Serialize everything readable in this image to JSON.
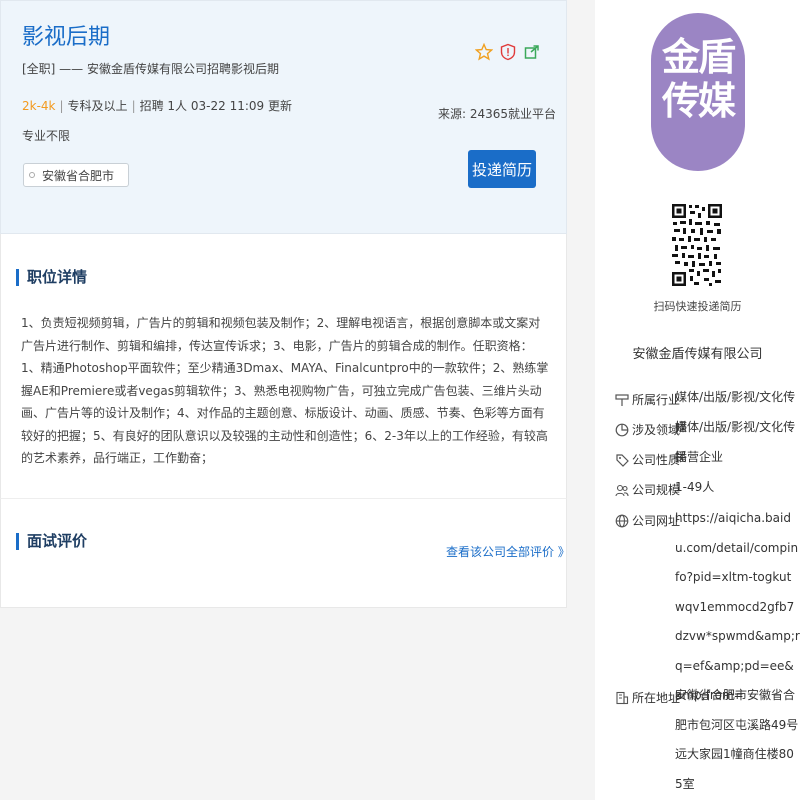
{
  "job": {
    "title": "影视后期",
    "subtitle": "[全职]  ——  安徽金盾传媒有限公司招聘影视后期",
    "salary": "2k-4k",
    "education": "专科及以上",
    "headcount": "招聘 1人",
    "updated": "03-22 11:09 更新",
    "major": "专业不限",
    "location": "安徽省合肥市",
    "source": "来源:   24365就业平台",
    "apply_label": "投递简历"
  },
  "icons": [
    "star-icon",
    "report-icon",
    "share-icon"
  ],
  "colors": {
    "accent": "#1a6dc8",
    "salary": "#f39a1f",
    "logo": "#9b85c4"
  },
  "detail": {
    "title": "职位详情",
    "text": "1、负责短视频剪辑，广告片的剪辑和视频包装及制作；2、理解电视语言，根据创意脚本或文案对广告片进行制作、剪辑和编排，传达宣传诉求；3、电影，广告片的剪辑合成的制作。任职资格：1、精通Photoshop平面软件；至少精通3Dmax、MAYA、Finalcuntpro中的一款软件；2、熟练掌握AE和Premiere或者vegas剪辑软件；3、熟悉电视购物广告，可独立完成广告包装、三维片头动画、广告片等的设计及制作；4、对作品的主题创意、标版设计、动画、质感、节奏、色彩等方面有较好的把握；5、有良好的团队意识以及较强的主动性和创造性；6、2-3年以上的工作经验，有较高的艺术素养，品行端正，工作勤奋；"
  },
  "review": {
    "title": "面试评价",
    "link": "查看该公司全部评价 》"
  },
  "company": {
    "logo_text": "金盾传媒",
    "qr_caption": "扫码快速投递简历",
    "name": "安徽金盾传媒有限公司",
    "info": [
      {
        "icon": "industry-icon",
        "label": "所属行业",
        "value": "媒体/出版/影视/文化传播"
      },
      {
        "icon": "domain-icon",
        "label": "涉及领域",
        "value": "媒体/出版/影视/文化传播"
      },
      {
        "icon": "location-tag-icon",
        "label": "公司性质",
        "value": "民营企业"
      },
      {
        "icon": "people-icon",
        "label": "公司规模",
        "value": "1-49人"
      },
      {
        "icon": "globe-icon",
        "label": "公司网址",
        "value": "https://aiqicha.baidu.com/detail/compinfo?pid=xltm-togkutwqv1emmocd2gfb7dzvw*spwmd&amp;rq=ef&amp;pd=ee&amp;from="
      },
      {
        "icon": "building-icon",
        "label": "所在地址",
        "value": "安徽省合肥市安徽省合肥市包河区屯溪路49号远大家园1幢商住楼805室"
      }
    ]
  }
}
---
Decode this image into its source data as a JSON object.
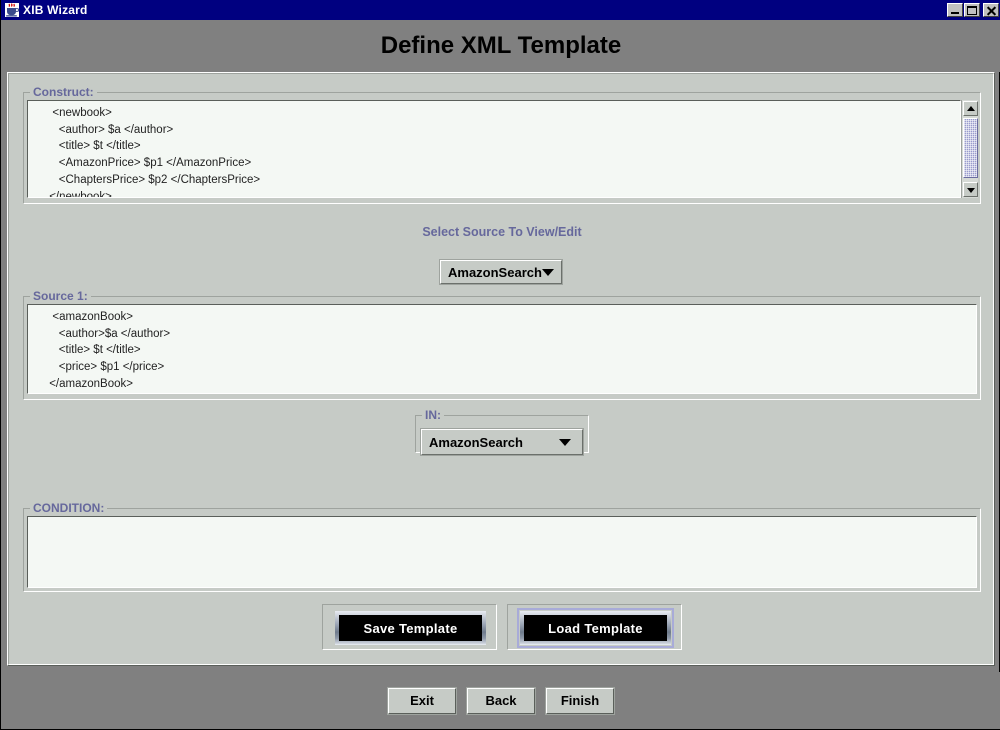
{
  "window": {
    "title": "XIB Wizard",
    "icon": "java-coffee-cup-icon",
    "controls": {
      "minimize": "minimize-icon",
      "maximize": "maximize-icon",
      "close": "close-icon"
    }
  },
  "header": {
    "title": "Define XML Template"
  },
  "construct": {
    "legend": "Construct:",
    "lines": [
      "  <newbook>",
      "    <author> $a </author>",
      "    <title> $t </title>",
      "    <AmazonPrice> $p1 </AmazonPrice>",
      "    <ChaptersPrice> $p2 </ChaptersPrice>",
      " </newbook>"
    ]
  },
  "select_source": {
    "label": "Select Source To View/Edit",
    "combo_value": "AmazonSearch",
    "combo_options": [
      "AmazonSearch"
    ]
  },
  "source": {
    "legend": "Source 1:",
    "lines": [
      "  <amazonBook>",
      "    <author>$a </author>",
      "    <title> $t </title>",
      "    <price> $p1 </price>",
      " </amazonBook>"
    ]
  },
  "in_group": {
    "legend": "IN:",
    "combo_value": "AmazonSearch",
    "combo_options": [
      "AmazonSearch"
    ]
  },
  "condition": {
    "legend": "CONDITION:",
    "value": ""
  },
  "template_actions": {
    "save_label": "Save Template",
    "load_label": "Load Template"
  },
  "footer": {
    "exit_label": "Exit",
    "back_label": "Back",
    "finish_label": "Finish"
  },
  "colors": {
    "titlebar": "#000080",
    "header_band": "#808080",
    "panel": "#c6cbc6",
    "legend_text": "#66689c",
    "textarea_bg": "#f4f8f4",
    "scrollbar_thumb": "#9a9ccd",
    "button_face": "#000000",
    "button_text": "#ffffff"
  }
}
* * *
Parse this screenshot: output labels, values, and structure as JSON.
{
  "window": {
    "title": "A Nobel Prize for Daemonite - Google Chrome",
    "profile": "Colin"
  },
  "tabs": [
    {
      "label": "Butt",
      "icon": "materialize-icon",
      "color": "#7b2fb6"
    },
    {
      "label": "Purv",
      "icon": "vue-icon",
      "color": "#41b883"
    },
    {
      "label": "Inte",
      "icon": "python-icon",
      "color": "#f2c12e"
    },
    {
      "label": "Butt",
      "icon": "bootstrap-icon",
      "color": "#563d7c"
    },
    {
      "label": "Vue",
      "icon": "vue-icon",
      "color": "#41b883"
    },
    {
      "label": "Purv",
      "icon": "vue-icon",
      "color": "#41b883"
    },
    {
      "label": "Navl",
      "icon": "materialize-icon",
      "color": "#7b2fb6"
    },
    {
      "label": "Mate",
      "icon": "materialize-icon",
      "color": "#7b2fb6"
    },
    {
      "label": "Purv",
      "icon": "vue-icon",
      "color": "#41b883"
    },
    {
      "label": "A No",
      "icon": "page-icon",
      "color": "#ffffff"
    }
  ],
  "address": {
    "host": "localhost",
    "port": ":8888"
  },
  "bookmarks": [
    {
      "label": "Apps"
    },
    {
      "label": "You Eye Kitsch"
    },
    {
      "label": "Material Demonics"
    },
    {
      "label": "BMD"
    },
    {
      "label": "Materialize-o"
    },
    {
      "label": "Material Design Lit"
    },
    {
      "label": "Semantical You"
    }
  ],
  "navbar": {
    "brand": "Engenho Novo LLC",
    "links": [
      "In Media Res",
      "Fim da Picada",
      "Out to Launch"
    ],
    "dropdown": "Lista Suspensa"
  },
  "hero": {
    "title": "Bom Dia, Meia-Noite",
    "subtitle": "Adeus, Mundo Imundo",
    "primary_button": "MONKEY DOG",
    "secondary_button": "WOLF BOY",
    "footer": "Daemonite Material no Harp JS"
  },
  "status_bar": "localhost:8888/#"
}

* _WHAT YOU NEED TO DO_: Check each line above for the string "image" and show the ones that have it.

* _RESULT_:
Serialize everything readable in this image to JSON.
Decode this image into its source data as a JSON object.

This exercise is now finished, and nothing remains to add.